[A run of records]
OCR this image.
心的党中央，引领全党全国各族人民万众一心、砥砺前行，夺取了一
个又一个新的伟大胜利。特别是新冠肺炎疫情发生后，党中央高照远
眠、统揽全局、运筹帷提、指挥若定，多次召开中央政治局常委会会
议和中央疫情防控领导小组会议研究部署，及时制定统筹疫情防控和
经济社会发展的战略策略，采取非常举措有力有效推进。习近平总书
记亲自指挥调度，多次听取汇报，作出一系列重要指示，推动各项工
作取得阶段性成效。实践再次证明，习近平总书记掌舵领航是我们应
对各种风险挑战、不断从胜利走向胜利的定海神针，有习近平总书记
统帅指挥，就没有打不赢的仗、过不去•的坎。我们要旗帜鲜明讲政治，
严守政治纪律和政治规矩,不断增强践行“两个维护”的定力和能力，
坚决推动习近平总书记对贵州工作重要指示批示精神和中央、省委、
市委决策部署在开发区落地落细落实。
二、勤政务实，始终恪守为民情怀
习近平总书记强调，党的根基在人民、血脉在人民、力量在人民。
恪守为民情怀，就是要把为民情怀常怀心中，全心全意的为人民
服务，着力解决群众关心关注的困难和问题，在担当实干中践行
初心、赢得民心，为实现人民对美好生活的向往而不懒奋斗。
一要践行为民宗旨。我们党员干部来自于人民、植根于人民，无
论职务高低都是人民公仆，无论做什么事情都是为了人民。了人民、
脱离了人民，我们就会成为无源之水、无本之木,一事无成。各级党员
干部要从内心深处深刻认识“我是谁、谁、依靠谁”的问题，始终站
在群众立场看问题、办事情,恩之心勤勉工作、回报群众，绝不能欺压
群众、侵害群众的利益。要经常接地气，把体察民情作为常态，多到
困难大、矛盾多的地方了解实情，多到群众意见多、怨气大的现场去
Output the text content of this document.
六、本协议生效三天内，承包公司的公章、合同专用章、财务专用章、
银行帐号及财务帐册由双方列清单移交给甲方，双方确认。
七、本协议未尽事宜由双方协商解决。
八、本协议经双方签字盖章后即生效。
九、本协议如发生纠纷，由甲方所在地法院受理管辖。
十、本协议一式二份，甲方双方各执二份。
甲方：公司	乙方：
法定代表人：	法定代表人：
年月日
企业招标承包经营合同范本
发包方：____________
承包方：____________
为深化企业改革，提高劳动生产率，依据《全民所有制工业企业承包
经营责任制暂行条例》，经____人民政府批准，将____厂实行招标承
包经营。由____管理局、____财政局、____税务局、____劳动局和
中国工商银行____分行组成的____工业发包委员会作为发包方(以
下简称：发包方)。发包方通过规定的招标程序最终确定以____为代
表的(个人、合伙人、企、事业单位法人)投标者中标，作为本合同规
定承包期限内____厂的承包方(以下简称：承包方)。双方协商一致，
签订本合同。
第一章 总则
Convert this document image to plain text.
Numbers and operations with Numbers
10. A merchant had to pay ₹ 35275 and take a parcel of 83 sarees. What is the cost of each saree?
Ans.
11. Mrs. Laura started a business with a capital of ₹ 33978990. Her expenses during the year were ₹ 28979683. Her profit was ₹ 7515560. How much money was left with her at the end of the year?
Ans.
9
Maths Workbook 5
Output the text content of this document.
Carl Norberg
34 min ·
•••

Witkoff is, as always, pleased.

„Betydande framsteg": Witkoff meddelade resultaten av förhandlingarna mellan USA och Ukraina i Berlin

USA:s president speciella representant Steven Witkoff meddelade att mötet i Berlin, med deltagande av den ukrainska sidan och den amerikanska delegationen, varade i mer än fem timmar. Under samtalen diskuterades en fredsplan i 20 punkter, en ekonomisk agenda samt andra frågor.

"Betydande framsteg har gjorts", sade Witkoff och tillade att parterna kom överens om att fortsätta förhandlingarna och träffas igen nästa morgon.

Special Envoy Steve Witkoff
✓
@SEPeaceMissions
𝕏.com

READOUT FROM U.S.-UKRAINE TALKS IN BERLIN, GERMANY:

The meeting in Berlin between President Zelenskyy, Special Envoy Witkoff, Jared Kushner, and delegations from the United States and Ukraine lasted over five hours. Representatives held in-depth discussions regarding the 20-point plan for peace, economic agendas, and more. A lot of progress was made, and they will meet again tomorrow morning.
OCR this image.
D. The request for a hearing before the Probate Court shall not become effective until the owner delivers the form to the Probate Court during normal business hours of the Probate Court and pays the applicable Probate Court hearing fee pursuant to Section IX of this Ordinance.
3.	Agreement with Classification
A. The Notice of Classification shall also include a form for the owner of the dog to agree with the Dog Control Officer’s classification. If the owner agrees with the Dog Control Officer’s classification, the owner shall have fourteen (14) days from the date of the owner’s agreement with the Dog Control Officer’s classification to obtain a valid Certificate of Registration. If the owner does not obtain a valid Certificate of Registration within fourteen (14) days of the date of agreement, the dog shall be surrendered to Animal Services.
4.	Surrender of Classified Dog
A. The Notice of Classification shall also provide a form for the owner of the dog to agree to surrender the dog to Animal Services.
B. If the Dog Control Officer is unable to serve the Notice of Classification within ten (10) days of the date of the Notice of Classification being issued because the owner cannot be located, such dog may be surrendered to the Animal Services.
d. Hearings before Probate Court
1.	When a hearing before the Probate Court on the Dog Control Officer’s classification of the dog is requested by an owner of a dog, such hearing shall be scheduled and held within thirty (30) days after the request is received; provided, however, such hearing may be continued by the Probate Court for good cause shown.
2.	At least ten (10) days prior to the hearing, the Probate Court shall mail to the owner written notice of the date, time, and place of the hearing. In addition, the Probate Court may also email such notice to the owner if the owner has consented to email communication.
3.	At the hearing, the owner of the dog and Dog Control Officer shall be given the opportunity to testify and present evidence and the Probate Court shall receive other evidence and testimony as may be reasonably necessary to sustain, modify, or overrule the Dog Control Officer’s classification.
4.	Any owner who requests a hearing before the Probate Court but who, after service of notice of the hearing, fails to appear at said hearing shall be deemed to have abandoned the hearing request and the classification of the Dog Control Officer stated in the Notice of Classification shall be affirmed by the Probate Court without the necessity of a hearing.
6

__Requirement__.
Go through the records and pull out each line that includes the word "business".

__Exercise result__.
11. Mrs. Laura started a business with a capital of ₹ 33978990. Her expenses during the year were ₹ 28979683. Her profit was ₹ 7515560. How much money was left with her at the end of the year?
D. The request for a hearing before the Probate Court shall not become effective until the owner delivers the form to the Probate Court during normal business hours of the Probate Court and pays the applicable Probate Court hearing fee pursuant to Section IX of this Ordinance.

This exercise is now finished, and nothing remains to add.